** Task objective **
Copy out the material below in full, but not its images.

** Material for this task **

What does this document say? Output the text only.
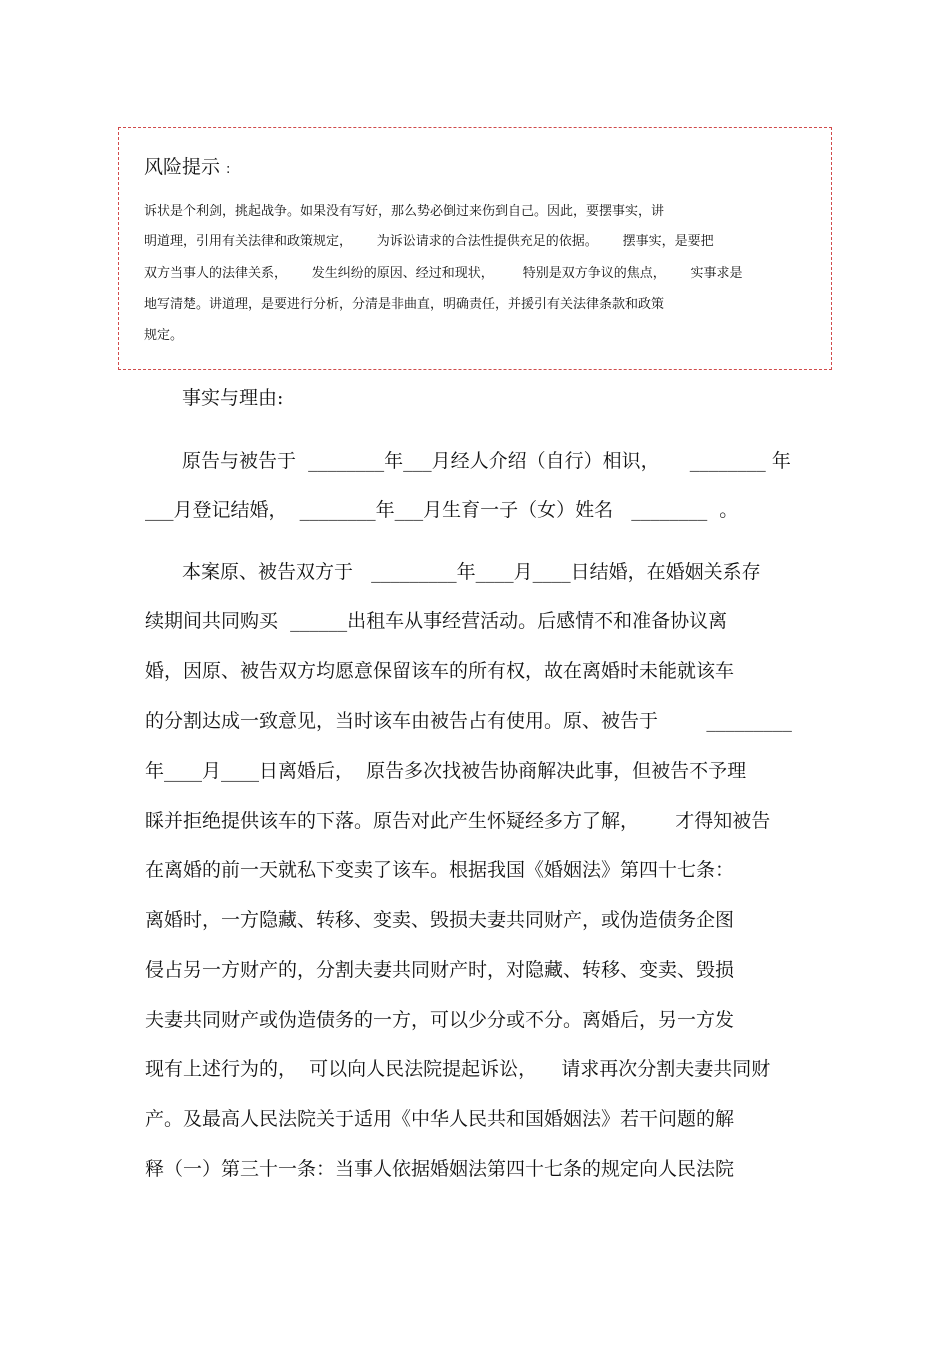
风险提示 :
诉状是个利剑，挑起战争。如果没有写好，那么势必倒过来伤到自己。因此，要摆事实，讲
明道理，引用有关法律和政策规定，      为诉讼请求的合法性提供充足的依据。      摆事实，是要把
双方当事人的法律关系，      发生纠纷的原因、经过和现状，       特别是双方争议的焦点，      实事求是
地写清楚。讲道理，是要进行分析，分清是非曲直，明确责任，并援引有关法律条款和政策
规定。
事实与理由:
原告与被告于  ________年___月经人介绍（自行）相识，     ________ 年
___月登记结婚，  ________年___月生育一子（女）姓名   ________  。
本案原、被告双方于   _________年____月____日结婚，在婚姻关系存
续期间共同购买  ______出租车从事经营活动。后感情不和准备协议离
婚，因原、被告双方均愿意保留该车的所有权，故在离婚时未能就该车
的分割达成一致意见，当时该车由被告占有使用。原、被告于        _________
年____月____日离婚后，  原告多次找被告协商解决此事，但被告不予理
睬并拒绝提供该车的下落。原告对此产生怀疑经多方了解，      才得知被告
在离婚的前一天就私下变卖了该车。根据我国《婚姻法》第四十七条：
离婚时，一方隐藏、转移、变卖、毁损夫妻共同财产，或伪造债务企图
侵占另一方财产的，分割夫妻共同财产时，对隐藏、转移、变卖、毁损
夫妻共同财产或伪造债务的一方，可以少分或不分。离婚后，另一方发
现有上述行为的，  可以向人民法院提起诉讼，    请求再次分割夫妻共同财
产。及最高人民法院关于适用《中华人民共和国婚姻法》若干问题的解
释（一）第三十一条：当事人依据婚姻法第四十七条的规定向人民法院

** Result of the exercise **
What does this document say? Output the text only.
风险提示 :
诉状是个利剑，挑起战争。如果没有写好，那么势必倒过来伤到自己。因此，要摆事实，讲
明道理，引用有关法律和政策规定，      为诉讼请求的合法性提供充足的依据。      摆事实，是要把
双方当事人的法律关系，      发生纠纷的原因、经过和现状，       特别是双方争议的焦点，      实事求是
地写清楚。讲道理，是要进行分析，分清是非曲直，明确责任，并援引有关法律条款和政策
规定。
事实与理由:
原告与被告于  ________年___月经人介绍（自行）相识，     ________ 年
___月登记结婚，  ________年___月生育一子（女）姓名   ________  。
本案原、被告双方于   _________年____月____日结婚，在婚姻关系存
续期间共同购买  ______出租车从事经营活动。后感情不和准备协议离
婚，因原、被告双方均愿意保留该车的所有权，故在离婚时未能就该车
的分割达成一致意见，当时该车由被告占有使用。原、被告于        _________
年____月____日离婚后，  原告多次找被告协商解决此事，但被告不予理
睬并拒绝提供该车的下落。原告对此产生怀疑经多方了解，      才得知被告
在离婚的前一天就私下变卖了该车。根据我国《婚姻法》第四十七条：
离婚时，一方隐藏、转移、变卖、毁损夫妻共同财产，或伪造债务企图
侵占另一方财产的，分割夫妻共同财产时，对隐藏、转移、变卖、毁损
夫妻共同财产或伪造债务的一方，可以少分或不分。离婚后，另一方发
现有上述行为的，  可以向人民法院提起诉讼，    请求再次分割夫妻共同财
产。及最高人民法院关于适用《中华人民共和国婚姻法》若干问题的解
释（一）第三十一条：当事人依据婚姻法第四十七条的规定向人民法院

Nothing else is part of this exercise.